**Aim of the task:** Copy out each line of the material below that holds the string "title".

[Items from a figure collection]
** BEGIN **
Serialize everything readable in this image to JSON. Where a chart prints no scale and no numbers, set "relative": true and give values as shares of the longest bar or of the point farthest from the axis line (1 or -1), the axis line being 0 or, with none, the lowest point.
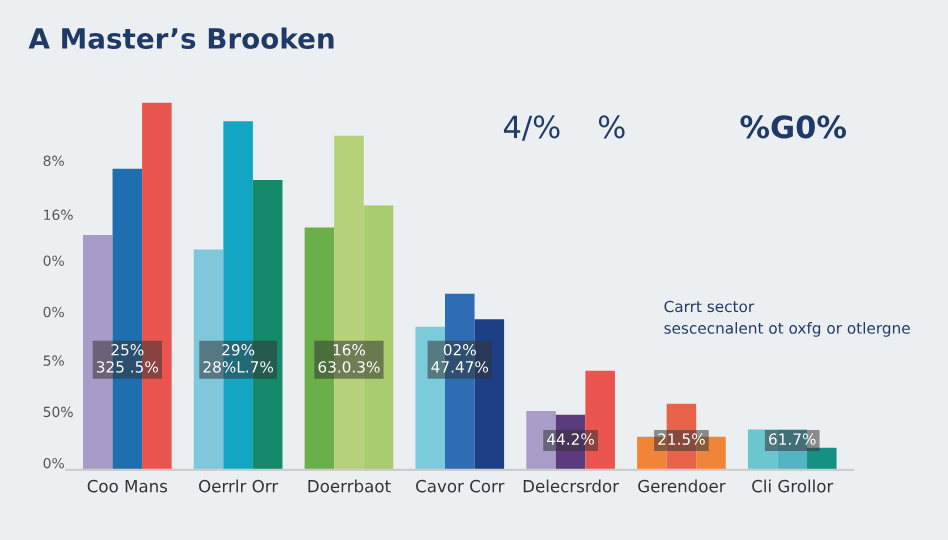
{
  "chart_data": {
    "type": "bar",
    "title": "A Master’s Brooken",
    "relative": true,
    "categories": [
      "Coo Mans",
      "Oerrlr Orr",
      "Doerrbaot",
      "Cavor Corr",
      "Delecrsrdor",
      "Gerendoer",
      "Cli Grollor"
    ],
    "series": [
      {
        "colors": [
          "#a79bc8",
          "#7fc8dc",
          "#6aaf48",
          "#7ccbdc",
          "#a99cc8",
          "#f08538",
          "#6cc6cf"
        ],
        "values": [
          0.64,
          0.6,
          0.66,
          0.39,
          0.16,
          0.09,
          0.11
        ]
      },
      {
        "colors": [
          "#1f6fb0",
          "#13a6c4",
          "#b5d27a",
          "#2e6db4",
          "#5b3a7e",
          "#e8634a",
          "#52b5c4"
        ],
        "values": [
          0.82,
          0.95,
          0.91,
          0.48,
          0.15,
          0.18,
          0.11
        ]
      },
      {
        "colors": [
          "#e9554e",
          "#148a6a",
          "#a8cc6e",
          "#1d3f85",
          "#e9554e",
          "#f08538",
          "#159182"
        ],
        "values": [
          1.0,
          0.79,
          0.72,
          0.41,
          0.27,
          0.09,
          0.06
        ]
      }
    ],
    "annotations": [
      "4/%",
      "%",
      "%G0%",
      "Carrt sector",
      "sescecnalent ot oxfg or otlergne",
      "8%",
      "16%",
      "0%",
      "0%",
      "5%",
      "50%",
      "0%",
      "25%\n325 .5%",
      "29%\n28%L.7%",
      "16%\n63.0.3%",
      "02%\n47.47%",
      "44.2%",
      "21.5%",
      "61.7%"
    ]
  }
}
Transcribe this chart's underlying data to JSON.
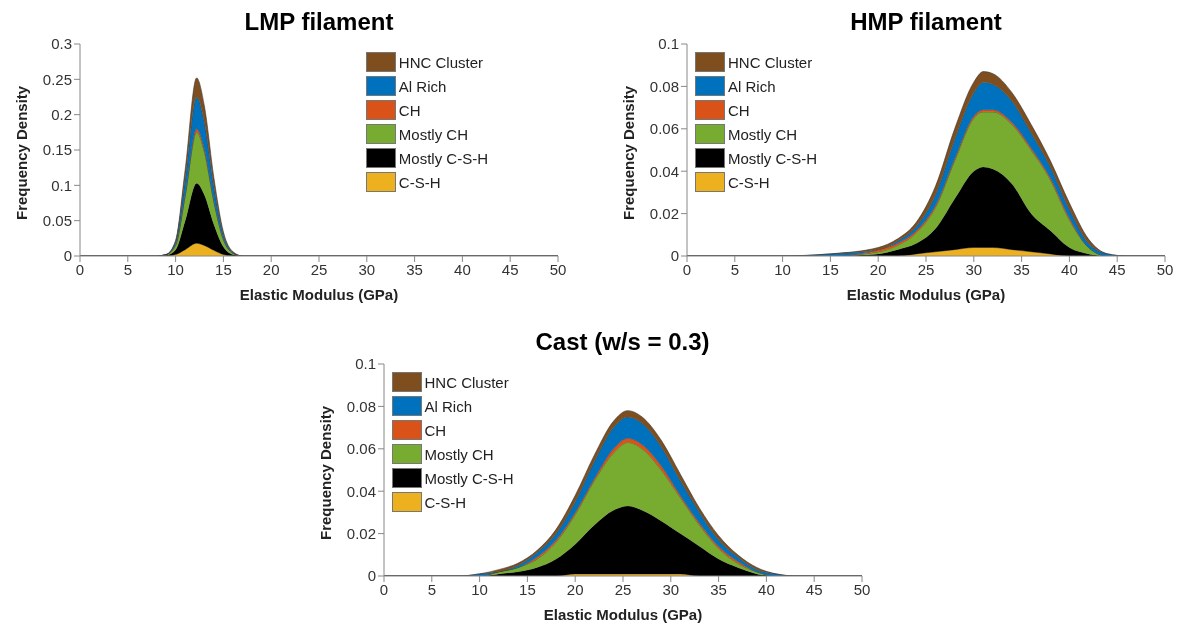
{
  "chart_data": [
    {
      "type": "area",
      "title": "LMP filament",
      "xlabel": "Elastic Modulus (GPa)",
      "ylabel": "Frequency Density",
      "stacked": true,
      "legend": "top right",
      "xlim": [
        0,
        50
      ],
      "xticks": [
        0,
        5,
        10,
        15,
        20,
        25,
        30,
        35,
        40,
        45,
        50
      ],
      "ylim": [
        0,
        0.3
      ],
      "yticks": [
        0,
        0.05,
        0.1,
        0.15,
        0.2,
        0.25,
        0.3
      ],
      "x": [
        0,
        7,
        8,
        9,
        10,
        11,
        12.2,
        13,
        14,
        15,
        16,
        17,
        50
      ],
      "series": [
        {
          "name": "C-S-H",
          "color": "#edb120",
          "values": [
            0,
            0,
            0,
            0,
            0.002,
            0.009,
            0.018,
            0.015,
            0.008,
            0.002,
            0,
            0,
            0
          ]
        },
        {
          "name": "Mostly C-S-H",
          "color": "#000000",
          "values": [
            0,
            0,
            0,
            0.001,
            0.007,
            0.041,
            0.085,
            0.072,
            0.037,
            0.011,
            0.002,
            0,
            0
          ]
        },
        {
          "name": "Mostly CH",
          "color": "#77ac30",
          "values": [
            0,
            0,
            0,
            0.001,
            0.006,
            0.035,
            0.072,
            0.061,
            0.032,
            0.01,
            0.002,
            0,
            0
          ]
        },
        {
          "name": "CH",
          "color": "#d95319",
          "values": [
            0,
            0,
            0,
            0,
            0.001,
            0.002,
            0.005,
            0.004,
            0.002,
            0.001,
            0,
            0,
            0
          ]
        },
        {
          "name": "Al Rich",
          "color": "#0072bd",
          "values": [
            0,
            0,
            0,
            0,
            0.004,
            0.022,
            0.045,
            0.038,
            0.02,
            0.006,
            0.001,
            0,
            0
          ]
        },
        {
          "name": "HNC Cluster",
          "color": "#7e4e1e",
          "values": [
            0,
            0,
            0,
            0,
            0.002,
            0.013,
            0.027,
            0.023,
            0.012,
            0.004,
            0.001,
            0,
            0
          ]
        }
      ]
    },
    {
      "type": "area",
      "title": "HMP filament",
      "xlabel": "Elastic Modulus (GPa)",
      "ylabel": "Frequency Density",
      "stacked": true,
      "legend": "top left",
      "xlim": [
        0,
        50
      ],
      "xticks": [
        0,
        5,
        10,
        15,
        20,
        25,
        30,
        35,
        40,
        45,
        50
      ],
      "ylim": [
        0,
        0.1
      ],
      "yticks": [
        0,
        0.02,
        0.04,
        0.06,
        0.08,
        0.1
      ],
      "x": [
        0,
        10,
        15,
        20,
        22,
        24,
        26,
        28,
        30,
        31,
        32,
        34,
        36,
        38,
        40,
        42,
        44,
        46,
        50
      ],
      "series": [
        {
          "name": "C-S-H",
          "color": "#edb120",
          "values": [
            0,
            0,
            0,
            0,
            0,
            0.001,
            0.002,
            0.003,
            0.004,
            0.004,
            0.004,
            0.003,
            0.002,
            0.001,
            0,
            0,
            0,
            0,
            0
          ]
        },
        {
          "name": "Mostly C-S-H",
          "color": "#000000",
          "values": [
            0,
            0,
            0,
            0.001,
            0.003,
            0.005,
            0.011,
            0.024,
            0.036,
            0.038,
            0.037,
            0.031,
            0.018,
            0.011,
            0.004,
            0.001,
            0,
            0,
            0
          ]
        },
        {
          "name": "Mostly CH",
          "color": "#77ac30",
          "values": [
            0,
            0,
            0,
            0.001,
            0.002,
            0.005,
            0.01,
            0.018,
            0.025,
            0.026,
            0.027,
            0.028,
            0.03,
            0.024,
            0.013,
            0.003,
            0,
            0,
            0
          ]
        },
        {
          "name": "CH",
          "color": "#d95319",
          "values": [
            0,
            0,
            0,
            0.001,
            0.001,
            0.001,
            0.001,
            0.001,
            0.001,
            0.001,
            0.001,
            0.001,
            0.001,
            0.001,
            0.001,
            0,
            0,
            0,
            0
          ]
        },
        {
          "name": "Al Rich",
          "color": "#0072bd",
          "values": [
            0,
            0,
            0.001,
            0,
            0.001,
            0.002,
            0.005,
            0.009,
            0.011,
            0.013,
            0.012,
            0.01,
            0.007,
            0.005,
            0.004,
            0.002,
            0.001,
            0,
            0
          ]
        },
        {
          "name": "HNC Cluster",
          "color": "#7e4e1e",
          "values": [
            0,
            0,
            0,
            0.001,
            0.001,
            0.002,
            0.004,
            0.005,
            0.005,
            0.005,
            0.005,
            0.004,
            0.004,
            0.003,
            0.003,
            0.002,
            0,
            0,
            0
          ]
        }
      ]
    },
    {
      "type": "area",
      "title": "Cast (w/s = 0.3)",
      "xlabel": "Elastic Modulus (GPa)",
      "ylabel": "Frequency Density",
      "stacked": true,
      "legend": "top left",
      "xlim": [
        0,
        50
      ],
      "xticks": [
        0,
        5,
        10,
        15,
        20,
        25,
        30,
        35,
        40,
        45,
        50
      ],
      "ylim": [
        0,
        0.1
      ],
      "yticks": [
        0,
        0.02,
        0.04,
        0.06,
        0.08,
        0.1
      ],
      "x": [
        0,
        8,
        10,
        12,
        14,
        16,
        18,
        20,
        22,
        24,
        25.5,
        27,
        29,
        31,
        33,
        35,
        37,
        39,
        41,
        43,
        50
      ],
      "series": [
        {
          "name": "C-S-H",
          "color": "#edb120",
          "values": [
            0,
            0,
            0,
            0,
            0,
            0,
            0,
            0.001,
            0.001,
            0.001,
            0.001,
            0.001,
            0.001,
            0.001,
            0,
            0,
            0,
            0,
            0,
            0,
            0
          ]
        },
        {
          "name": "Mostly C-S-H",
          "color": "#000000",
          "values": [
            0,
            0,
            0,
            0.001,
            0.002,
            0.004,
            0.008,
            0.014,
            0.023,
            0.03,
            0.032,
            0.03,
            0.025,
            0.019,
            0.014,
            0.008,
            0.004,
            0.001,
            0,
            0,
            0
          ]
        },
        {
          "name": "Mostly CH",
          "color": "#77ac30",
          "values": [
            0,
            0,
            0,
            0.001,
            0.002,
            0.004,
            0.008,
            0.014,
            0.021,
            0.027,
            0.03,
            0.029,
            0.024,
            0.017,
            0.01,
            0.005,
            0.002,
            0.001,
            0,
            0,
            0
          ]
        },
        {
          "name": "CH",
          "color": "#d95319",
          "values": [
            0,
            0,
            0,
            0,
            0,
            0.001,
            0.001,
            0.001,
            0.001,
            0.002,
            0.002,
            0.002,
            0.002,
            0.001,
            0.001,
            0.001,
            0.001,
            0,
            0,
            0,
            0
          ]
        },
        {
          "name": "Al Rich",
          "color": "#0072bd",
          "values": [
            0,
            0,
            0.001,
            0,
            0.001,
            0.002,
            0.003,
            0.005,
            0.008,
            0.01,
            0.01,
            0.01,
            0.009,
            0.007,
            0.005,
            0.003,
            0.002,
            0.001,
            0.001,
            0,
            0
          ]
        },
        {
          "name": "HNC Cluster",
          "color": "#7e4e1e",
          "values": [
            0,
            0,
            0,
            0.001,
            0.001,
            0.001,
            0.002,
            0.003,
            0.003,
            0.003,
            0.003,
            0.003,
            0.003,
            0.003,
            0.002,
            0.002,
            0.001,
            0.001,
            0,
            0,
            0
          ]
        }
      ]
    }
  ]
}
** END **
**Task output:**
    "title": "A Master’s Brooken",
      "title": "LMP filament",
      "title": "HMP filament",
      "title": "Cast (w/s = 0.3)",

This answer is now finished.